Omit all pictures and give the records below again exactly as written.
:: MATERIAL FOR THIS EXERCISE
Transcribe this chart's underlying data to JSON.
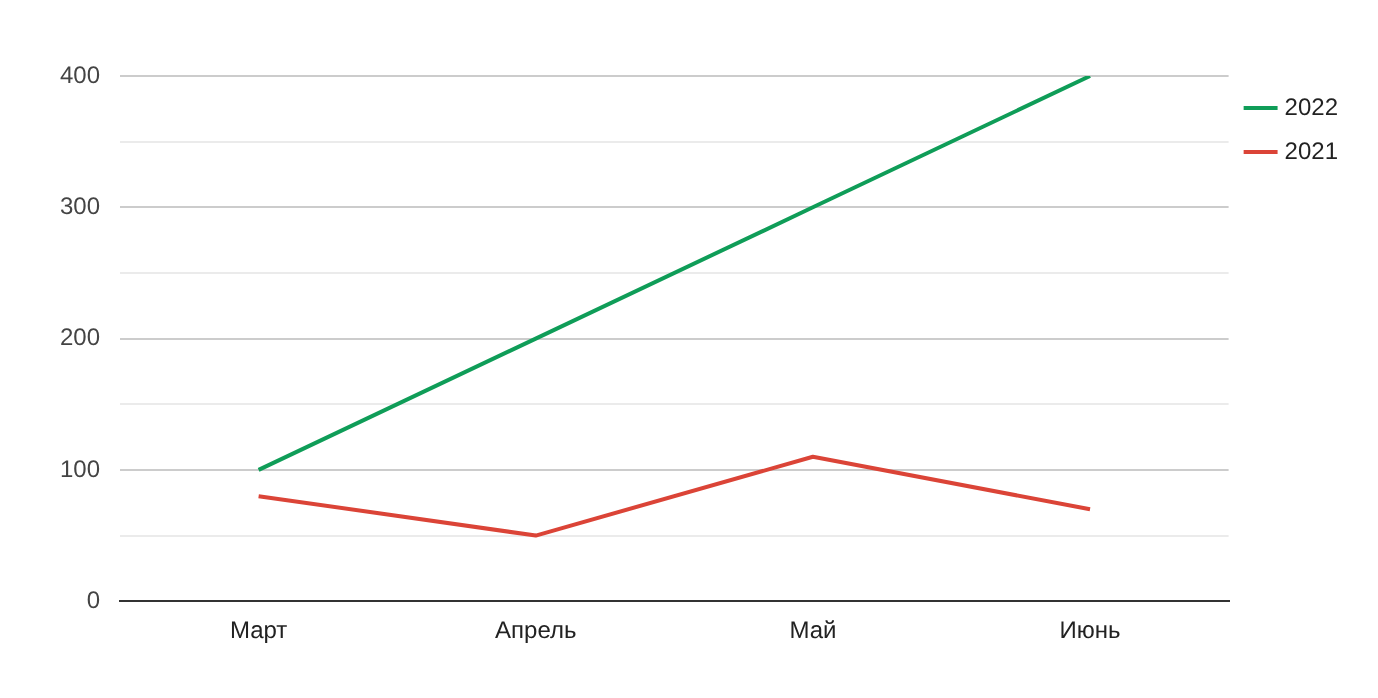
{
  "chart_data": {
    "type": "line",
    "categories": [
      "Март",
      "Апрель",
      "Май",
      "Июнь"
    ],
    "series": [
      {
        "name": "2022",
        "color": "#0f9d58",
        "values": [
          100,
          200,
          300,
          400
        ]
      },
      {
        "name": "2021",
        "color": "#db4437",
        "values": [
          80,
          50,
          110,
          70
        ]
      }
    ],
    "ylim": [
      0,
      400
    ],
    "yticks": [
      0,
      {
        "value": 50,
        "label": null
      },
      100,
      {
        "value": 150,
        "label": null
      },
      200,
      {
        "value": 250,
        "label": null
      },
      300,
      {
        "value": 350,
        "label": null
      },
      400
    ],
    "grid": "y",
    "legend": "right",
    "marker": "none",
    "line_style": "solid"
  }
}
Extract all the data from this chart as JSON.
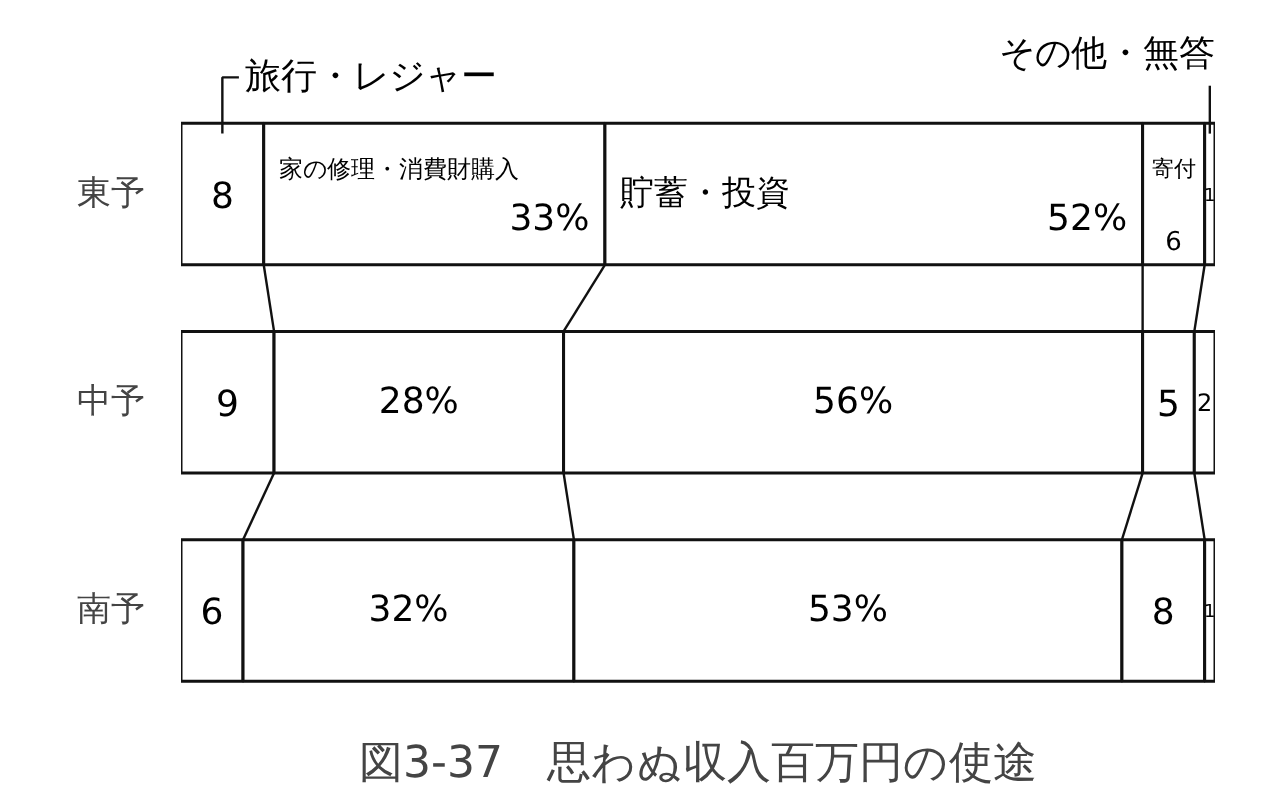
{
  "chart_data": {
    "type": "bar",
    "orientation": "horizontal",
    "stacked": true,
    "title": "図3-37　思わぬ収入百万円の使途",
    "categories": [
      "東予",
      "中予",
      "南予"
    ],
    "series": [
      {
        "name": "旅行・レジャー",
        "color": "#ffffff",
        "values": [
          8,
          9,
          6
        ],
        "value_labels": [
          "8",
          "9",
          "6"
        ]
      },
      {
        "name": "家の修理・消費財購入",
        "color": "#ffffff",
        "values": [
          33,
          28,
          32
        ],
        "value_labels": [
          "33%",
          "28%",
          "32%"
        ]
      },
      {
        "name": "貯蓄・投資",
        "color": "#ffffff",
        "values": [
          52,
          56,
          53
        ],
        "value_labels": [
          "52%",
          "56%",
          "53%"
        ]
      },
      {
        "name": "寄付",
        "color": "#ffffff",
        "values": [
          6,
          5,
          8
        ],
        "value_labels": [
          "6",
          "5",
          "8"
        ]
      },
      {
        "name": "その他・無答",
        "color": "#ffffff",
        "values": [
          1,
          2,
          1
        ],
        "value_labels": [
          "1",
          "2",
          "1"
        ]
      }
    ]
  }
}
::::
**SOLUTION**
Transcribe this chart's underlying data to JSON.
{
  "chart_data": {
    "type": "line",
    "categories": [
      "Март",
      "Апрель",
      "Май",
      "Июнь"
    ],
    "series": [
      {
        "name": "2022",
        "color": "#0f9d58",
        "values": [
          100,
          200,
          300,
          400
        ]
      },
      {
        "name": "2021",
        "color": "#db4437",
        "values": [
          80,
          50,
          110,
          70
        ]
      }
    ],
    "ylim": [
      0,
      400
    ],
    "yticks": [
      0,
      {
        "value": 50,
        "label": null
      },
      100,
      {
        "value": 150,
        "label": null
      },
      200,
      {
        "value": 250,
        "label": null
      },
      300,
      {
        "value": 350,
        "label": null
      },
      400
    ],
    "grid": "y",
    "legend": "right",
    "marker": "none",
    "line_style": "solid"
  }
}
Extract all the data from this chart as JSON.
{
  "chart_data": {
    "type": "bar",
    "orientation": "horizontal",
    "stacked": true,
    "title": "図3-37　思わぬ収入百万円の使途",
    "categories": [
      "東予",
      "中予",
      "南予"
    ],
    "series": [
      {
        "name": "旅行・レジャー",
        "color": "#ffffff",
        "values": [
          8,
          9,
          6
        ],
        "value_labels": [
          "8",
          "9",
          "6"
        ]
      },
      {
        "name": "家の修理・消費財購入",
        "color": "#ffffff",
        "values": [
          33,
          28,
          32
        ],
        "value_labels": [
          "33%",
          "28%",
          "32%"
        ]
      },
      {
        "name": "貯蓄・投資",
        "color": "#ffffff",
        "values": [
          52,
          56,
          53
        ],
        "value_labels": [
          "52%",
          "56%",
          "53%"
        ]
      },
      {
        "name": "寄付",
        "color": "#ffffff",
        "values": [
          6,
          5,
          8
        ],
        "value_labels": [
          "6",
          "5",
          "8"
        ]
      },
      {
        "name": "その他・無答",
        "color": "#ffffff",
        "values": [
          1,
          2,
          1
        ],
        "value_labels": [
          "1",
          "2",
          "1"
        ]
      }
    ]
  }
}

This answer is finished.